Your goal. Restate the entire listing word for word.

Stored items:
● ● ● ●
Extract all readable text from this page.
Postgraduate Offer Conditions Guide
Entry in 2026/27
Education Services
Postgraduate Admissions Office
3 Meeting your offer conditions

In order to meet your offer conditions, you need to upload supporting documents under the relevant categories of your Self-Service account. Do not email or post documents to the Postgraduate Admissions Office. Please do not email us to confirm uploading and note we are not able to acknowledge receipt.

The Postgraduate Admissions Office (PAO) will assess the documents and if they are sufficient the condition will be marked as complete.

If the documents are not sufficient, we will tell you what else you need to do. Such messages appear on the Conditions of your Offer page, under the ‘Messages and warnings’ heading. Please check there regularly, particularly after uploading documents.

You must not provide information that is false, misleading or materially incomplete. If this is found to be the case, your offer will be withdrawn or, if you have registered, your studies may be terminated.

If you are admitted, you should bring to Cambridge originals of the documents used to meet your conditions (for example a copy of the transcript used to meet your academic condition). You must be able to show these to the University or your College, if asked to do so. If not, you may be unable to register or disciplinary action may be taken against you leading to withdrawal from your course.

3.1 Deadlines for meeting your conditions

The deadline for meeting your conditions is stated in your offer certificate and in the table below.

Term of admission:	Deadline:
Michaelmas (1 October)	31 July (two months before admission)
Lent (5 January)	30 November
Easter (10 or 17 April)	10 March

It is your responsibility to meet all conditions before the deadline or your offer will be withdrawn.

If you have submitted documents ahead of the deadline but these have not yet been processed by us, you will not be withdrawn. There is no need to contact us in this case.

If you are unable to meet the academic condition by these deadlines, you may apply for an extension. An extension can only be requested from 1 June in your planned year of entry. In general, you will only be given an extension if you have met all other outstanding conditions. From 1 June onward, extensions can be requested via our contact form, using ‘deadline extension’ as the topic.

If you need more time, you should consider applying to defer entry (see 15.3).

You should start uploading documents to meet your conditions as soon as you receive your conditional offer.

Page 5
● ● ● ●
The response.
Extract all readable text from this page.
Postgraduate Offer Conditions Guide
Entry in 2026/27
Education Services
Postgraduate Admissions Office
3 Meeting your offer conditions

In order to meet your offer conditions, you need to upload supporting documents under the relevant categories of your Self-Service account. Do not email or post documents to the Postgraduate Admissions Office. Please do not email us to confirm uploading and note we are not able to acknowledge receipt.

The Postgraduate Admissions Office (PAO) will assess the documents and if they are sufficient the condition will be marked as complete.

If the documents are not sufficient, we will tell you what else you need to do. Such messages appear on the Conditions of your Offer page, under the ‘Messages and warnings’ heading. Please check there regularly, particularly after uploading documents.

You must not provide information that is false, misleading or materially incomplete. If this is found to be the case, your offer will be withdrawn or, if you have registered, your studies may be terminated.

If you are admitted, you should bring to Cambridge originals of the documents used to meet your conditions (for example a copy of the transcript used to meet your academic condition). You must be able to show these to the University or your College, if asked to do so. If not, you may be unable to register or disciplinary action may be taken against you leading to withdrawal from your course.

3.1 Deadlines for meeting your conditions

The deadline for meeting your conditions is stated in your offer certificate and in the table below.

Term of admission:	Deadline:
Michaelmas (1 October)	31 July (two months before admission)
Lent (5 January)	30 November
Easter (10 or 17 April)	10 March

It is your responsibility to meet all conditions before the deadline or your offer will be withdrawn.

If you have submitted documents ahead of the deadline but these have not yet been processed by us, you will not be withdrawn. There is no need to contact us in this case.

If you are unable to meet the academic condition by these deadlines, you may apply for an extension. An extension can only be requested from 1 June in your planned year of entry. In general, you will only be given an extension if you have met all other outstanding conditions. From 1 June onward, extensions can be requested via our contact form, using ‘deadline extension’ as the topic.

If you need more time, you should consider applying to defer entry (see 15.3).

You should start uploading documents to meet your conditions as soon as you receive your conditional offer.

Page 5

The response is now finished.